- Problem to solve:
Quote the records that follow in full and exactly; leave out the pictures.

- Exercise materials:
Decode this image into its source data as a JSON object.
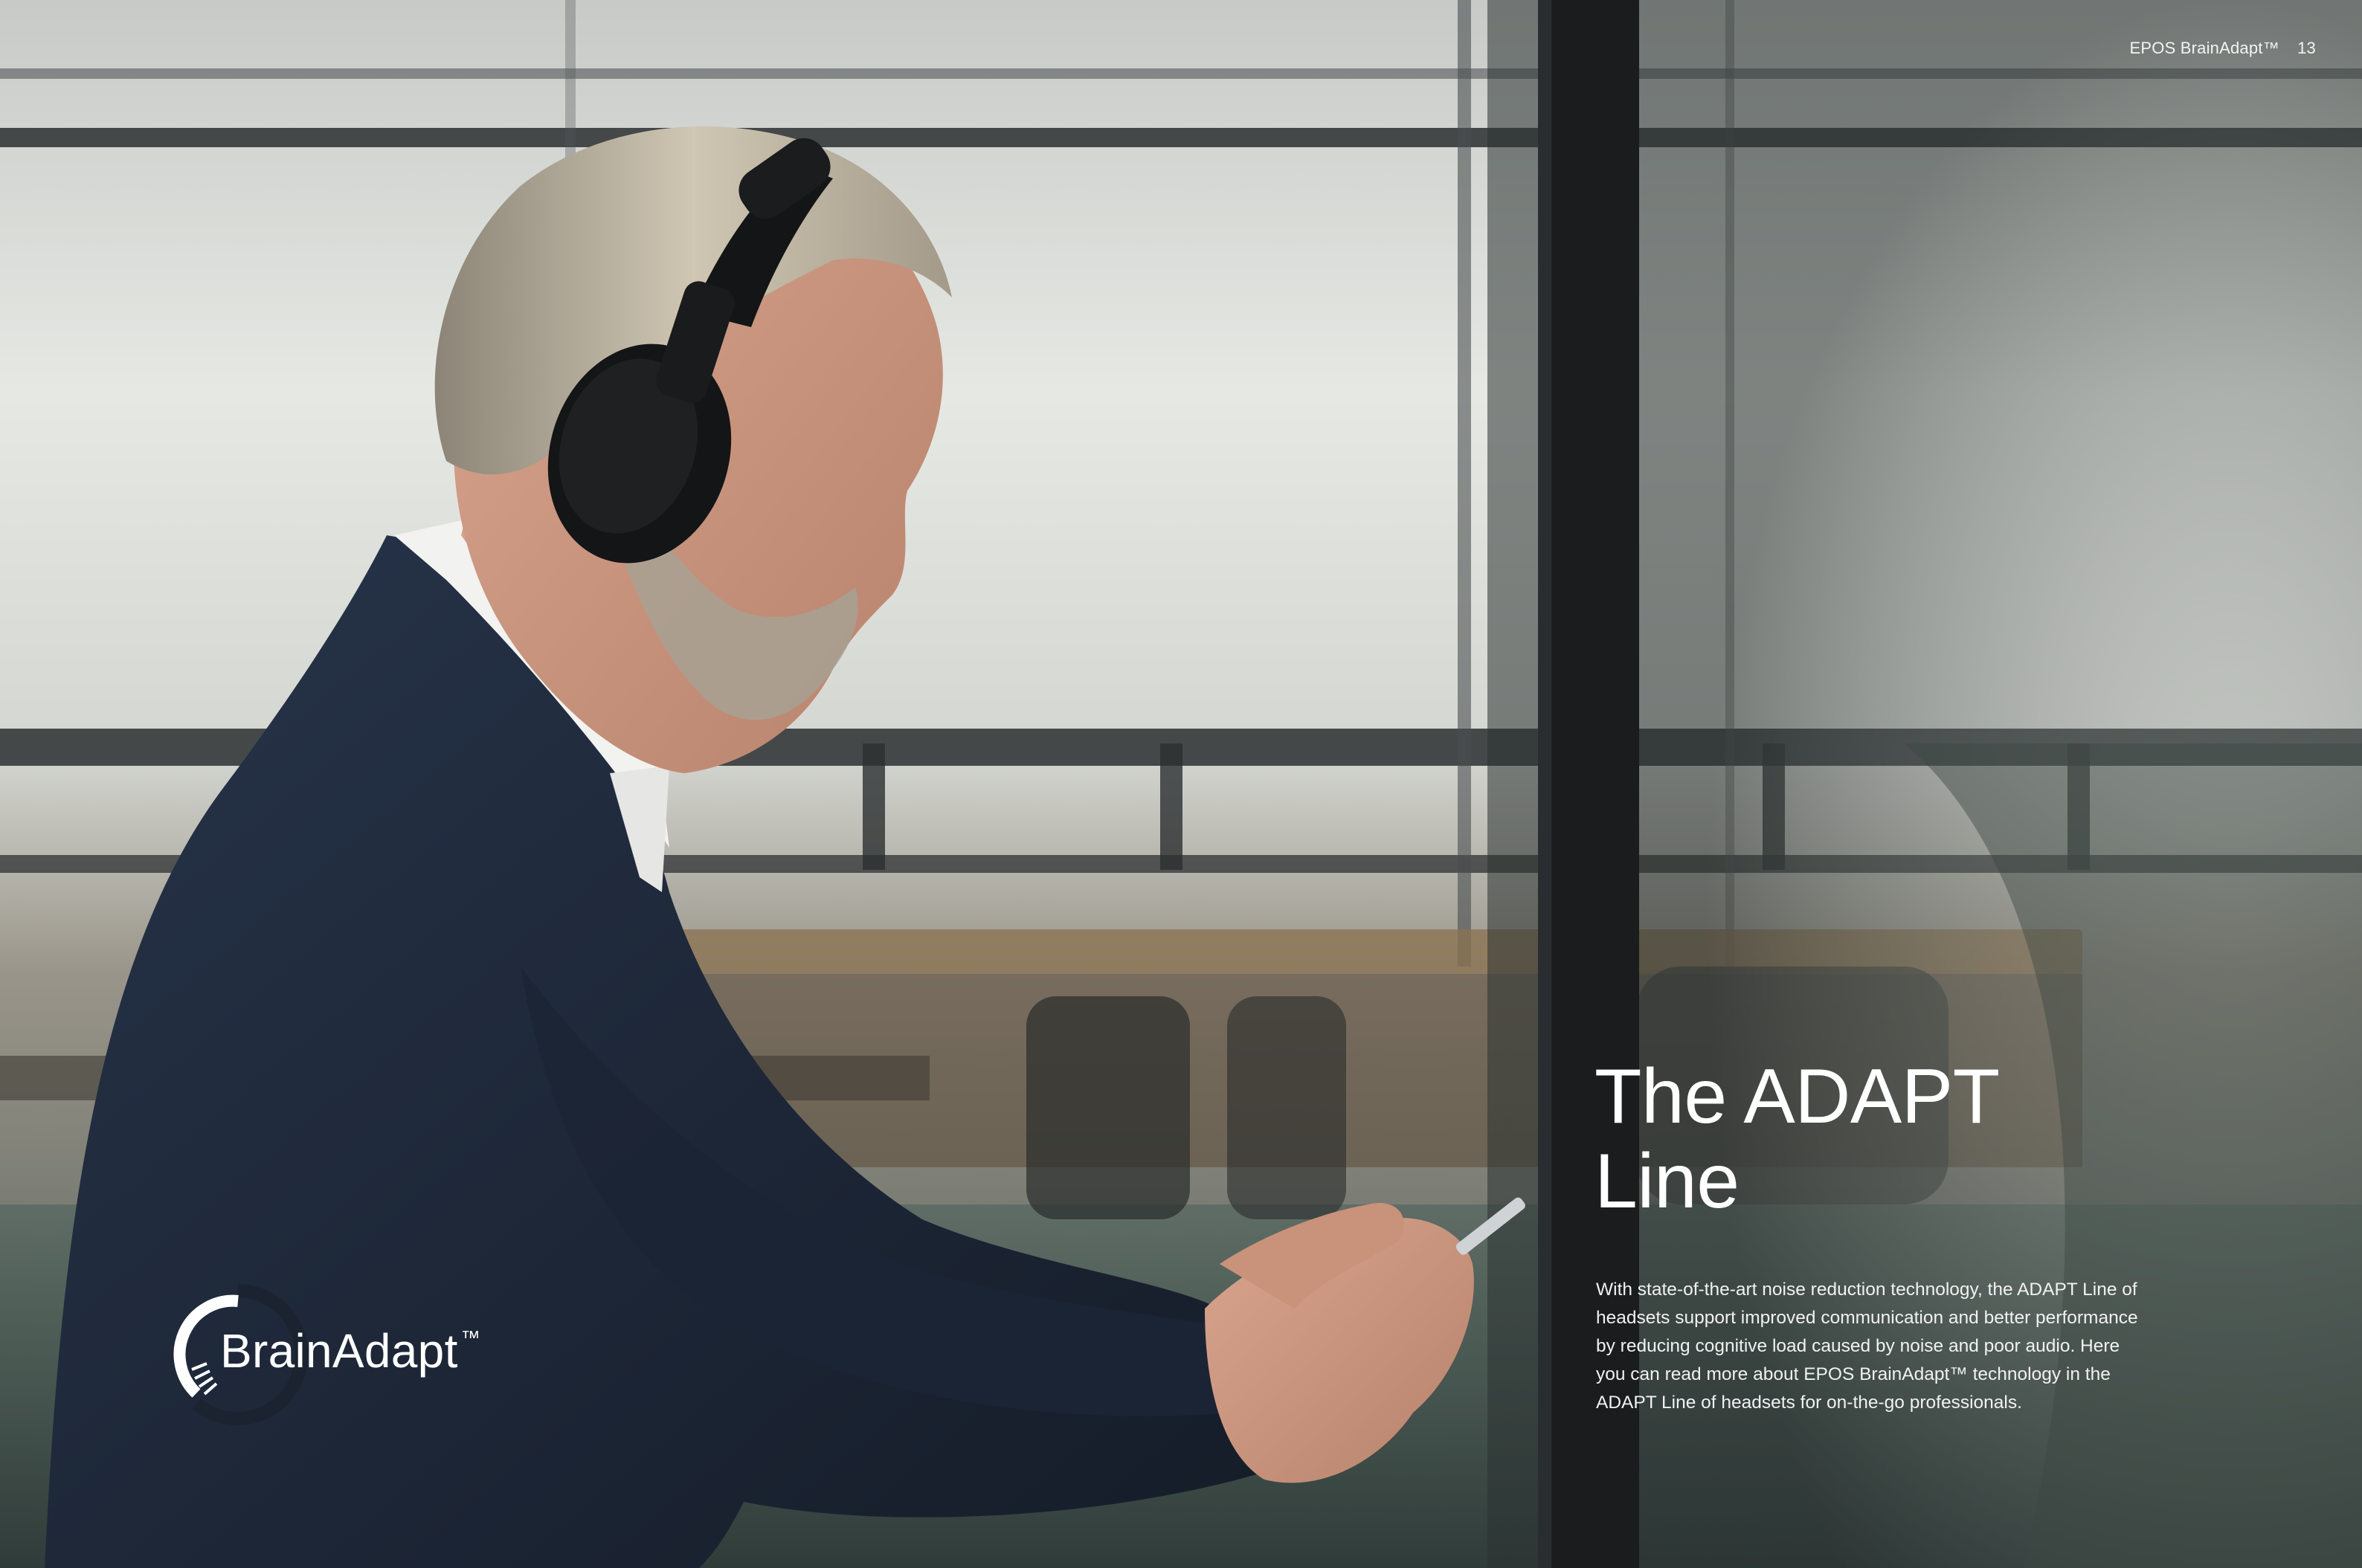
{
  "header": {
    "running_title": "EPOS BrainAdapt™",
    "page_number": "13"
  },
  "main": {
    "headline_line1": "The ADAPT",
    "headline_line2": "Line",
    "body": "With state-of-the-art noise reduction technology, the ADAPT Line of headsets support improved communication and better performance by reducing cognitive load caused by noise and poor audio. Here you can read more about EPOS BrainAdapt™ technology in the ADAPT Line of headsets for on-the-go professionals."
  },
  "logo": {
    "wordmark": "BrainAdapt",
    "trademark": "™"
  },
  "photo": {
    "subject": "man-with-headphones-icon"
  },
  "colors": {
    "text": "#ffffff",
    "jacket": "#1f2a3a",
    "pillar": "#1a1c1e",
    "headphones": "#141516"
  }
}
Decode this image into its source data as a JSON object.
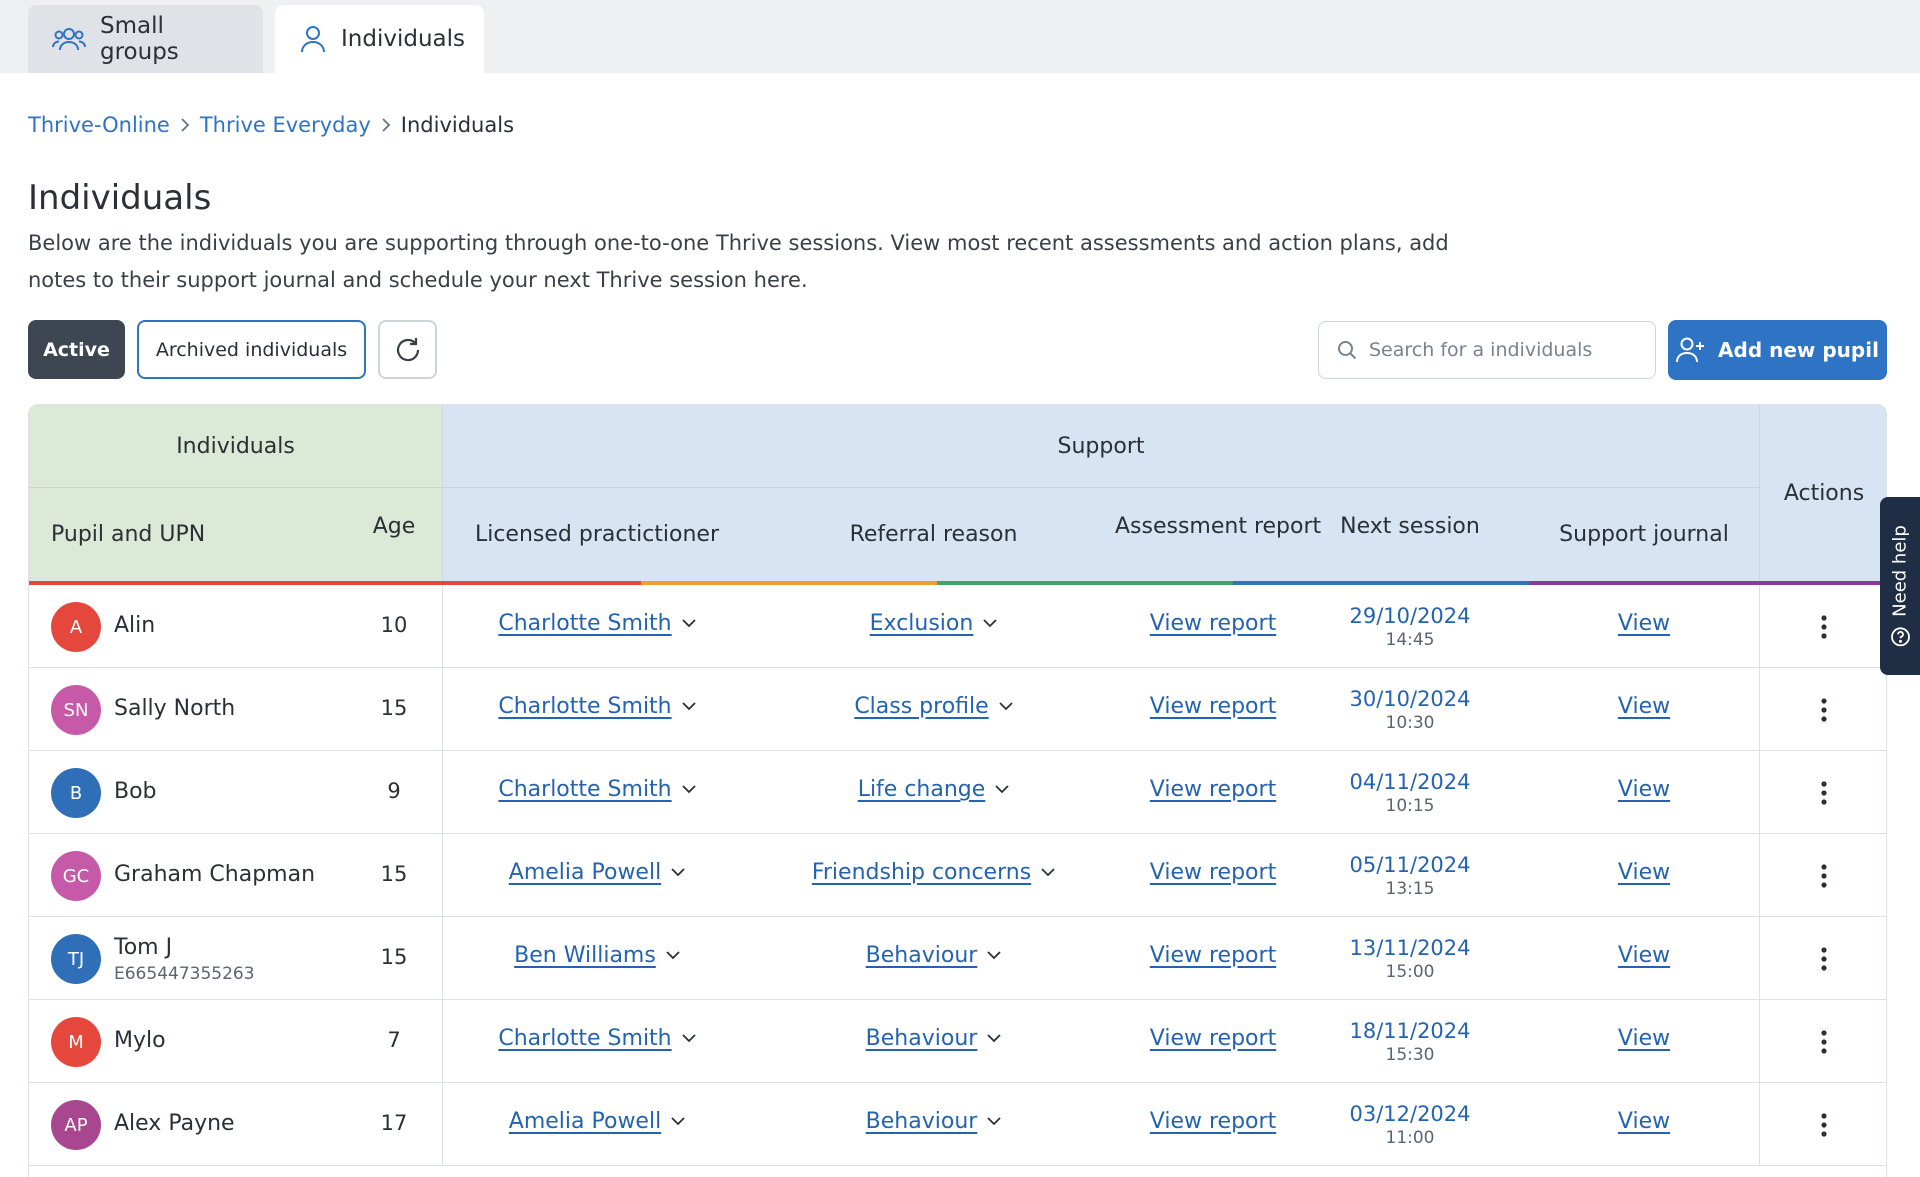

- Exercise response:
Decode this image into its source data as a JSON object.
{
  "header": {
    "running_title": "EPOS BrainAdapt™",
    "page_number": "13"
  },
  "main": {
    "headline_line1": "The ADAPT",
    "headline_line2": "Line",
    "body": "With state-of-the-art noise reduction technology, the ADAPT Line of headsets support improved communication and better performance by reducing cognitive load caused by noise and poor audio. Here you can read more about EPOS BrainAdapt™ technology in the ADAPT Line of headsets for on-the-go professionals."
  },
  "logo": {
    "wordmark": "BrainAdapt",
    "trademark": "™"
  },
  "photo": {
    "subject": "man-with-headphones-icon"
  },
  "colors": {
    "text": "#ffffff",
    "jacket": "#1f2a3a",
    "pillar": "#1a1c1e",
    "headphones": "#141516"
  }
}
Decode this image into its source data as a JSON object.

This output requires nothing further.